* _What you should do_
Your task is to retype the lines between the line with "Output the underlying" and the line with "Convert this screenshot", inclusive. Copy no pictures and no other lines.

* * * * * * * * *

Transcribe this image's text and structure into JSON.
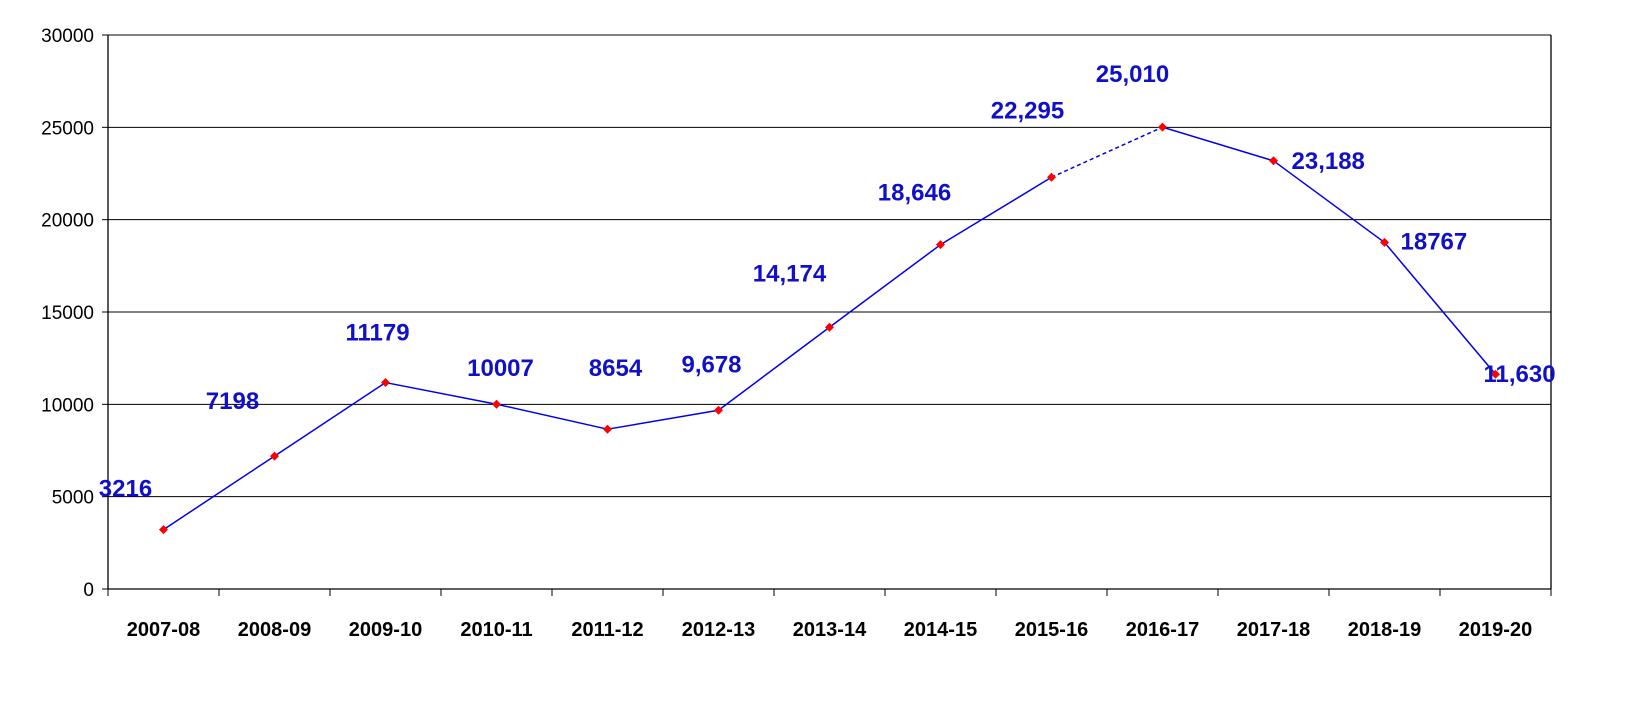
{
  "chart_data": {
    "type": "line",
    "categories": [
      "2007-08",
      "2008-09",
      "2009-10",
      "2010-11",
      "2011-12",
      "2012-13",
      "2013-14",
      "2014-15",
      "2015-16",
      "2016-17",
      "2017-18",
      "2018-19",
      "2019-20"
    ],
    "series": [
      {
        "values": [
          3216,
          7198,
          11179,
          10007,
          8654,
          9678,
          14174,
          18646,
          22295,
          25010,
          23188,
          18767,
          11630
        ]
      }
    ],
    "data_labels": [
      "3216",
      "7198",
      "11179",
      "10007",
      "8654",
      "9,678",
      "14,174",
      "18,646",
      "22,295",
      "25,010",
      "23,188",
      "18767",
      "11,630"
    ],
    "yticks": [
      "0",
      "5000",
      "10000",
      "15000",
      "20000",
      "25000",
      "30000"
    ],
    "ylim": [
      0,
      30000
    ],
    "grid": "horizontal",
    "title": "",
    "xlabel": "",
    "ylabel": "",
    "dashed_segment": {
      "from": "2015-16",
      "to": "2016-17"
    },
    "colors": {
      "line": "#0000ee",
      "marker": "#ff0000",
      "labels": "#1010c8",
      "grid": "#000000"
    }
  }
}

* * * * * * * * *

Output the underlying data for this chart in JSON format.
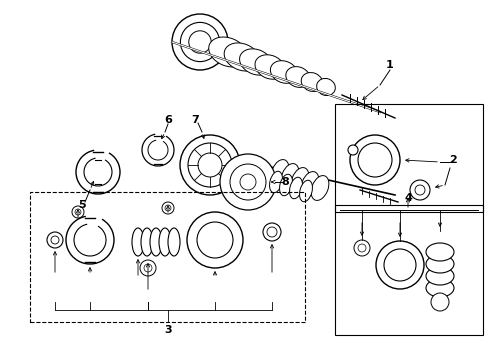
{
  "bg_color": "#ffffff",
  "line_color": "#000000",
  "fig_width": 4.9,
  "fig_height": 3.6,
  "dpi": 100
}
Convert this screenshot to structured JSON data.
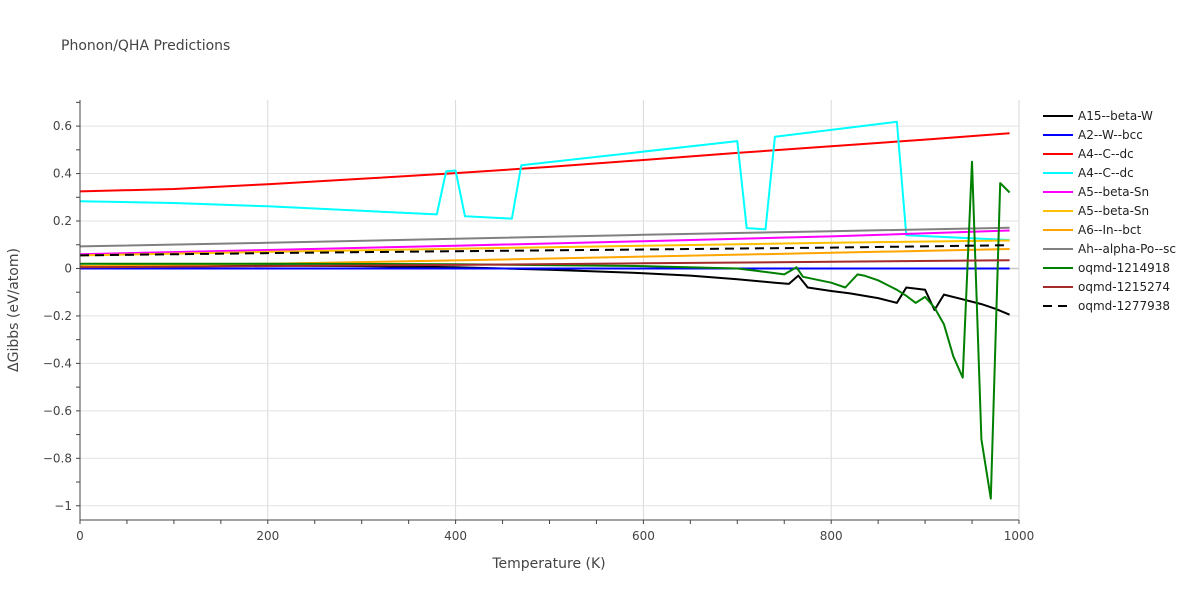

* * * * * * * * *

* _Task output_
Output the underlying data for this chart in JSON format.
{
  "bg_color": "#ffffff",
  "line_color": "#000000",
  "fig_width": 4.9,
  "fig_height": 3.6,
  "dpi": 100
}
Convert this screenshot to structured JSON data.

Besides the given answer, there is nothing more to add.